Short exercise: Every line of the listing must be reproduced as it stands. Leave the images behind.

# Dataset content start

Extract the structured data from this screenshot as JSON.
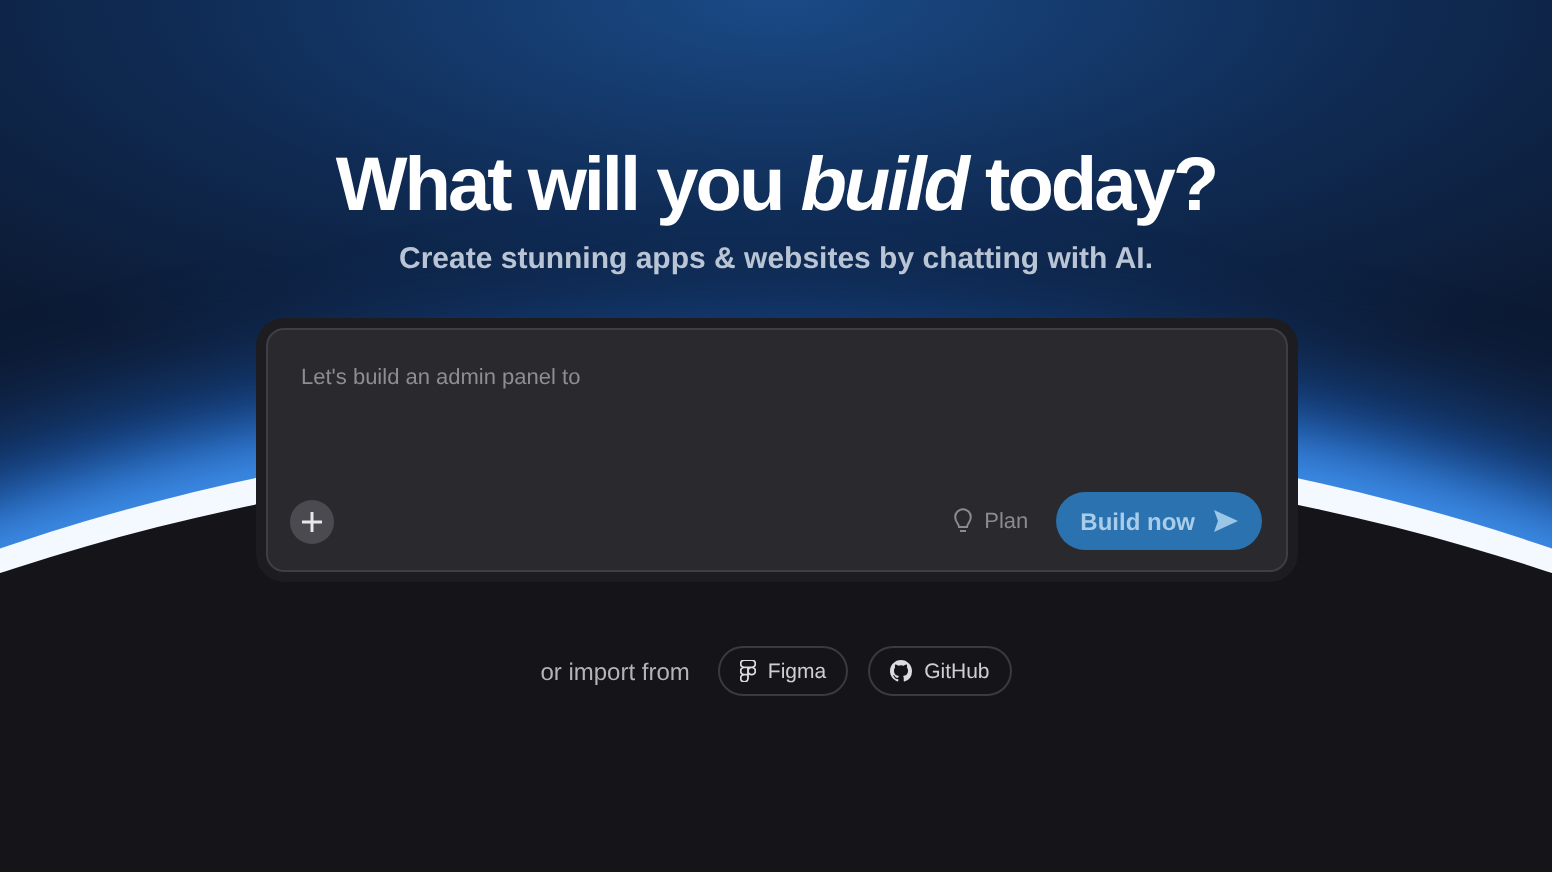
{
  "hero": {
    "title": "What will you *build* today?",
    "subtitle": "Create stunning apps & websites by chatting with AI."
  },
  "prompt": {
    "placeholder": "Let's build an admin panel to",
    "plan_label": "Plan",
    "build_label": "Build now"
  },
  "import": {
    "label": "or import from",
    "sources": [
      {
        "kind": "figma",
        "label": "Figma"
      },
      {
        "kind": "github",
        "label": "GitHub"
      }
    ]
  }
}
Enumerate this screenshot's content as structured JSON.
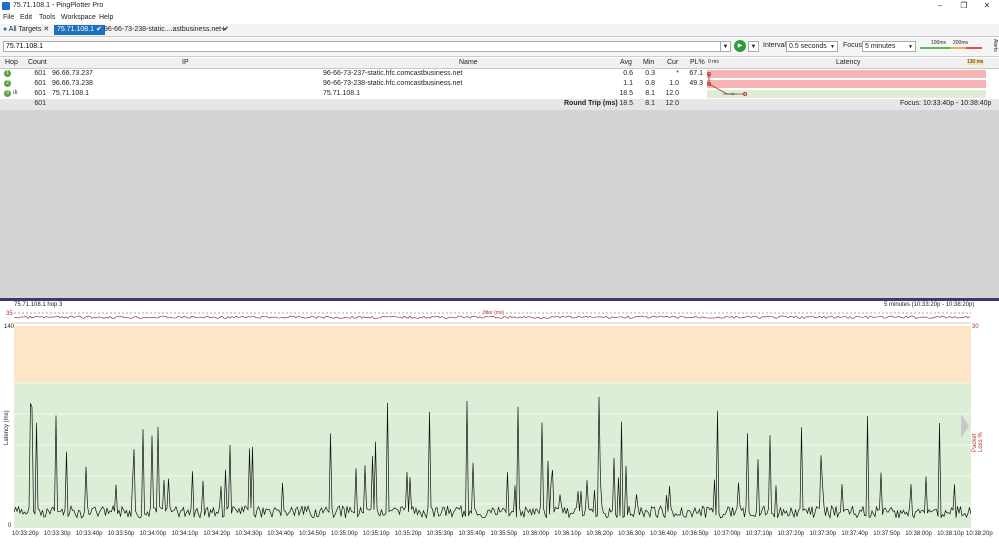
{
  "window": {
    "title": "75.71.108.1 - PingPlotter Pro",
    "minimize": "–",
    "maximize": "❐",
    "close": "✕"
  },
  "menu": [
    "File",
    "Edit",
    "Tools",
    "Workspace",
    "Help"
  ],
  "tabs": [
    {
      "label": "All Targets",
      "close": "✕"
    },
    {
      "label": "75.71.108.1",
      "close": "✔"
    },
    {
      "label": "96-66-73-238-static....astbusiness.net",
      "close": "✔"
    },
    {
      "label": "+"
    }
  ],
  "address": {
    "value": "75.71.108.1",
    "interval_label": "Interval",
    "interval_value": "0.5 seconds",
    "focus_label": "Focus",
    "focus_value": "5 minutes",
    "scale_100": "100ms",
    "scale_200": "200ms",
    "alerts": "Alerts"
  },
  "table": {
    "headers": {
      "hop": "Hop",
      "count": "Count",
      "ip": "IP",
      "name": "Name",
      "avg": "Avg",
      "min": "Min",
      "cur": "Cur",
      "pl": "PL%",
      "latency_start": "0 ms",
      "latency": "Latency",
      "latency_end": "130 ms"
    },
    "rows": [
      {
        "hop": "1",
        "count": "601",
        "ip": "96.66.73.237",
        "name": "96-66-73-237-static.hfc.comcastbusiness.net",
        "avg": "0.6",
        "min": "0.3",
        "cur": "*",
        "pl": "67.1"
      },
      {
        "hop": "2",
        "count": "601",
        "ip": "96.66.73.238",
        "name": "96-66-73-238-static.hfc.comcastbusiness.net",
        "avg": "1.1",
        "min": "0.8",
        "cur": "1.0",
        "pl": "49.3"
      },
      {
        "hop": "3",
        "count": "601",
        "ip": "75.71.108.1",
        "name": "75.71.108.1",
        "avg": "18.5",
        "min": "8.1",
        "cur": "12.0",
        "pl": ""
      }
    ],
    "summary": {
      "count": "601",
      "label": "Round Trip (ms)",
      "avg": "18.5",
      "min": "8.1",
      "cur": "12.0",
      "focus": "Focus: 10:33:40p - 10:38:40p"
    }
  },
  "graph": {
    "title": "75.71.108.1 hop 3",
    "range": "5 minutes (10:33:20p - 10:38:20p)",
    "jitter_label": "Jitter (ms)",
    "jitter_max": "35",
    "y_max": "140",
    "y_min": "0",
    "y_label": "Latency (ms)",
    "y2_label": "Packet Loss %",
    "y2_max": "30",
    "zones": {
      "warning_color": "#fde6c8",
      "ok_color": "#dcefd6",
      "line_color": "#111111"
    },
    "x_ticks": [
      "10:33:20p",
      "10:33:30p",
      "10:33:40p",
      "10:33:50p",
      "10:34:00p",
      "10:34:10p",
      "10:34:20p",
      "10:34:30p",
      "10:34:40p",
      "10:34:50p",
      "10:35:00p",
      "10:35:10p",
      "10:35:20p",
      "10:35:30p",
      "10:35:40p",
      "10:35:50p",
      "10:36:00p",
      "10:36:10p",
      "10:36:20p",
      "10:36:30p",
      "10:36:40p",
      "10:36:50p",
      "10:37:00p",
      "10:37:10p",
      "10:37:20p",
      "10:37:30p",
      "10:37:40p",
      "10:37:50p",
      "10:38:00p",
      "10:38:10p",
      "10:38:20p"
    ]
  }
}
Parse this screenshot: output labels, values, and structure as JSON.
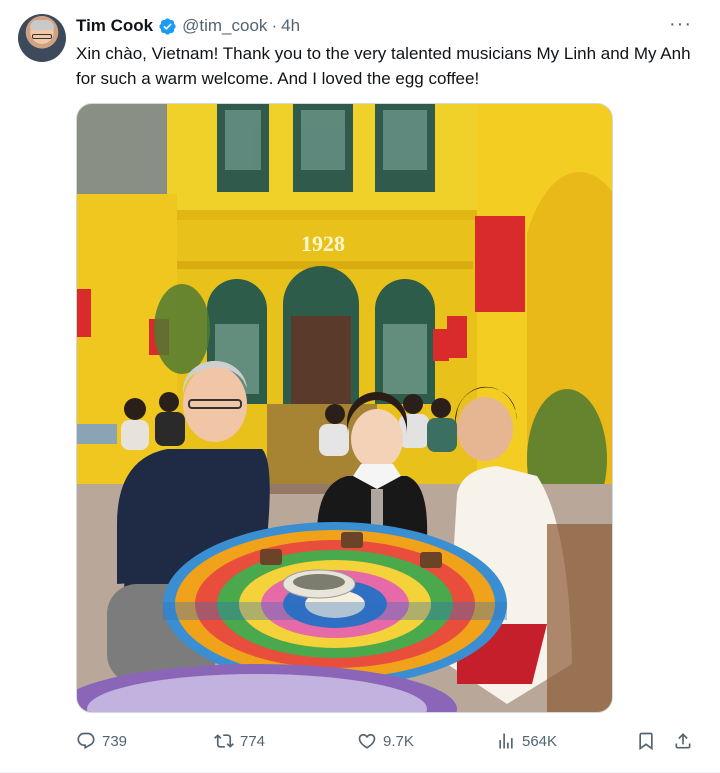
{
  "tweet": {
    "author_name": "Tim Cook",
    "handle": "@tim_cook",
    "separator": "·",
    "time": "4h",
    "more_label": "···",
    "text": "Xin chào, Vietnam! Thank you to the very talented musicians My Linh and My Anh for such a warm welcome. And I loved the egg coffee!",
    "photo_sign": "1928"
  },
  "actions": {
    "replies": "739",
    "retweets": "774",
    "likes": "9.7K",
    "views": "564K"
  },
  "colors": {
    "verified": "#1d9bf0",
    "icon_gray": "#536471",
    "text": "#0f1419"
  },
  "icons": [
    "verified-badge-icon",
    "more-icon",
    "reply-icon",
    "retweet-icon",
    "like-icon",
    "views-icon",
    "bookmark-icon",
    "share-icon"
  ]
}
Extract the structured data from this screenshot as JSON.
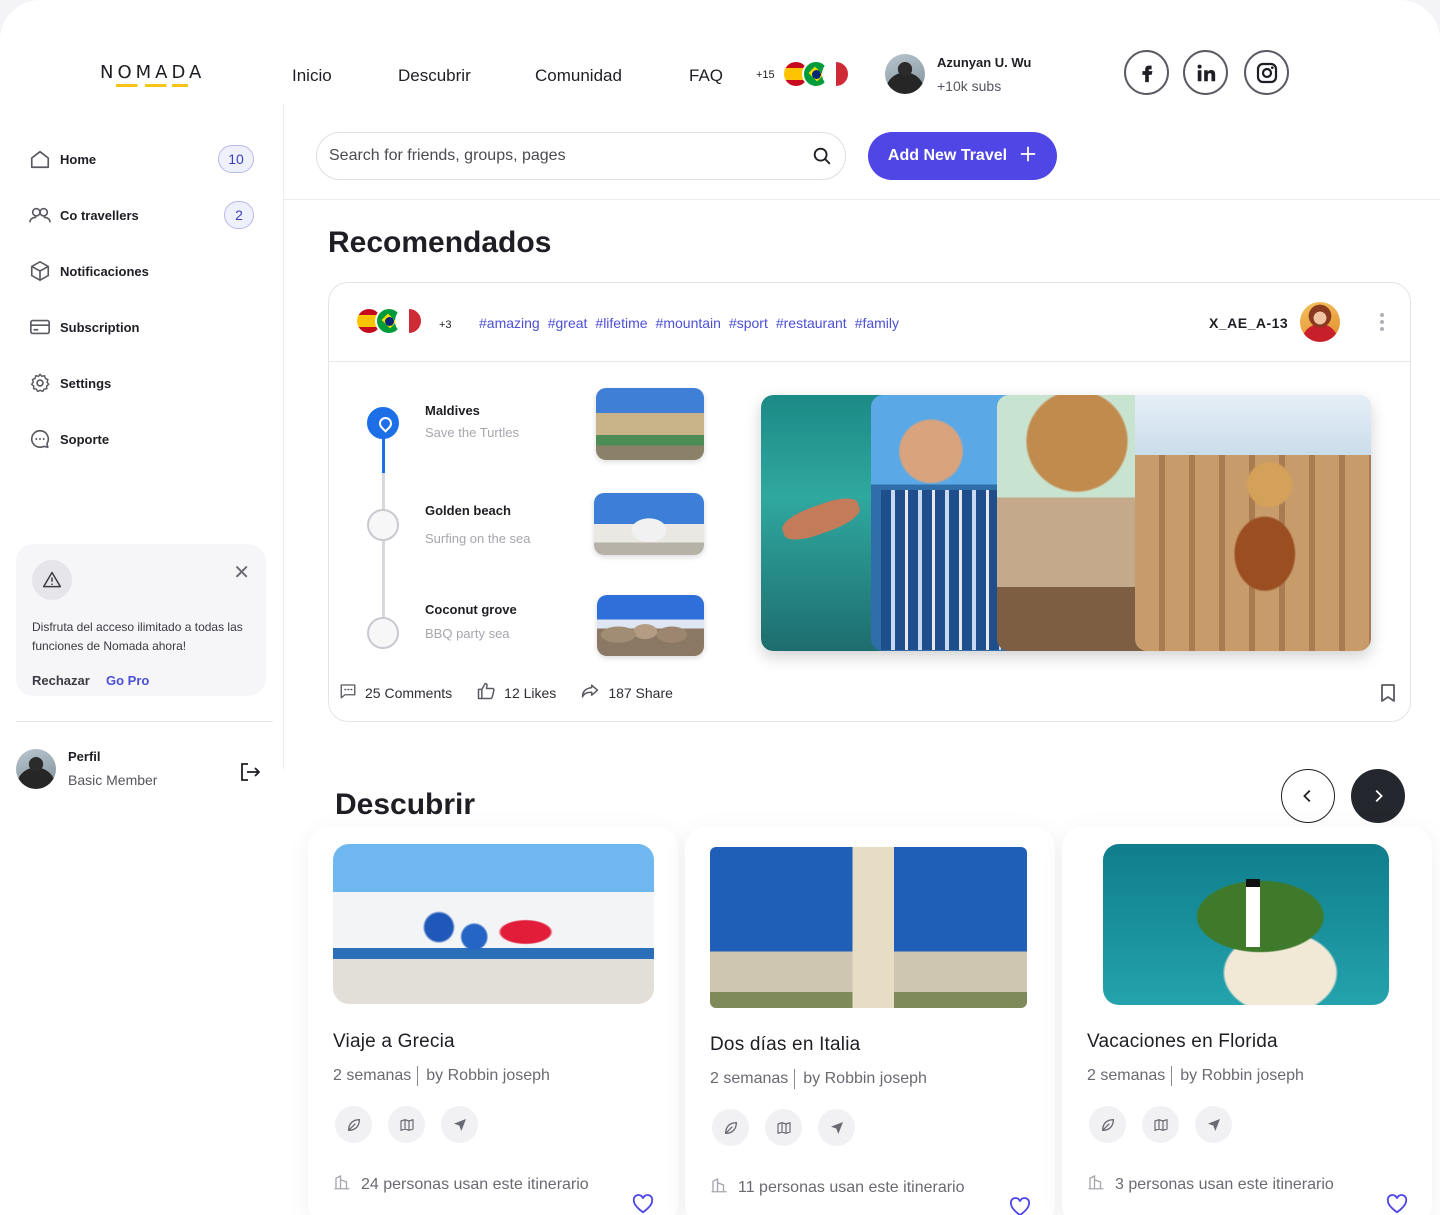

# Dataset content end

Exercise result:
Extract the structured data from this screenshot as JSON.
{
  "hero": {
    "title": "What will you *build* today?",
    "subtitle": "Create stunning apps & websites by chatting with AI."
  },
  "prompt": {
    "placeholder": "Let's build an admin panel to",
    "plan_label": "Plan",
    "build_label": "Build now"
  },
  "import": {
    "label": "or import from",
    "sources": [
      {
        "kind": "figma",
        "label": "Figma"
      },
      {
        "kind": "github",
        "label": "GitHub"
      }
    ]
  }
}
Enumerate this screenshot's content as structured JSON.
{
  "window": {
    "title": "75.71.108.1 - PingPlotter Pro",
    "minimize": "–",
    "maximize": "❐",
    "close": "✕"
  },
  "menu": [
    "File",
    "Edit",
    "Tools",
    "Workspace",
    "Help"
  ],
  "tabs": [
    {
      "label": "All Targets",
      "close": "✕"
    },
    {
      "label": "75.71.108.1",
      "close": "✔"
    },
    {
      "label": "96-66-73-238-static....astbusiness.net",
      "close": "✔"
    },
    {
      "label": "+"
    }
  ],
  "address": {
    "value": "75.71.108.1",
    "interval_label": "Interval",
    "interval_value": "0.5 seconds",
    "focus_label": "Focus",
    "focus_value": "5 minutes",
    "scale_100": "100ms",
    "scale_200": "200ms",
    "alerts": "Alerts"
  },
  "table": {
    "headers": {
      "hop": "Hop",
      "count": "Count",
      "ip": "IP",
      "name": "Name",
      "avg": "Avg",
      "min": "Min",
      "cur": "Cur",
      "pl": "PL%",
      "latency_start": "0 ms",
      "latency": "Latency",
      "latency_end": "130 ms"
    },
    "rows": [
      {
        "hop": "1",
        "count": "601",
        "ip": "96.66.73.237",
        "name": "96-66-73-237-static.hfc.comcastbusiness.net",
        "avg": "0.6",
        "min": "0.3",
        "cur": "*",
        "pl": "67.1"
      },
      {
        "hop": "2",
        "count": "601",
        "ip": "96.66.73.238",
        "name": "96-66-73-238-static.hfc.comcastbusiness.net",
        "avg": "1.1",
        "min": "0.8",
        "cur": "1.0",
        "pl": "49.3"
      },
      {
        "hop": "3",
        "count": "601",
        "ip": "75.71.108.1",
        "name": "75.71.108.1",
        "avg": "18.5",
        "min": "8.1",
        "cur": "12.0",
        "pl": ""
      }
    ],
    "summary": {
      "count": "601",
      "label": "Round Trip (ms)",
      "avg": "18.5",
      "min": "8.1",
      "cur": "12.0",
      "focus": "Focus: 10:33:40p - 10:38:40p"
    }
  },
  "graph": {
    "title": "75.71.108.1 hop 3",
    "range": "5 minutes (10:33:20p - 10:38:20p)",
    "jitter_label": "Jitter (ms)",
    "jitter_max": "35",
    "y_max": "140",
    "y_min": "0",
    "y_label": "Latency (ms)",
    "y2_label": "Packet Loss %",
    "y2_max": "30",
    "zones": {
      "warning_color": "#fde6c8",
      "ok_color": "#dcefd6",
      "line_color": "#111111"
    },
    "x_ticks": [
      "10:33:20p",
      "10:33:30p",
      "10:33:40p",
      "10:33:50p",
      "10:34:00p",
      "10:34:10p",
      "10:34:20p",
      "10:34:30p",
      "10:34:40p",
      "10:34:50p",
      "10:35:00p",
      "10:35:10p",
      "10:35:20p",
      "10:35:30p",
      "10:35:40p",
      "10:35:50p",
      "10:36:00p",
      "10:36:10p",
      "10:36:20p",
      "10:36:30p",
      "10:36:40p",
      "10:36:50p",
      "10:37:00p",
      "10:37:10p",
      "10:37:20p",
      "10:37:30p",
      "10:37:40p",
      "10:37:50p",
      "10:38:00p",
      "10:38:10p",
      "10:38:20p"
    ]
  }
}
Parse this screenshot: output labels, values, and structure as JSON.
{
  "tweet": {
    "author_name": "Tim Cook",
    "handle": "@tim_cook",
    "separator": "·",
    "time": "4h",
    "more_label": "···",
    "text": "Xin chào, Vietnam! Thank you to the very talented musicians My Linh and My Anh for such a warm welcome. And I loved the egg coffee!",
    "photo_sign": "1928"
  },
  "actions": {
    "replies": "739",
    "retweets": "774",
    "likes": "9.7K",
    "views": "564K"
  },
  "colors": {
    "verified": "#1d9bf0",
    "icon_gray": "#536471",
    "text": "#0f1419"
  },
  "icons": [
    "verified-badge-icon",
    "more-icon",
    "reply-icon",
    "retweet-icon",
    "like-icon",
    "views-icon",
    "bookmark-icon",
    "share-icon"
  ]
}
Extract the structured data from this screenshot as JSON.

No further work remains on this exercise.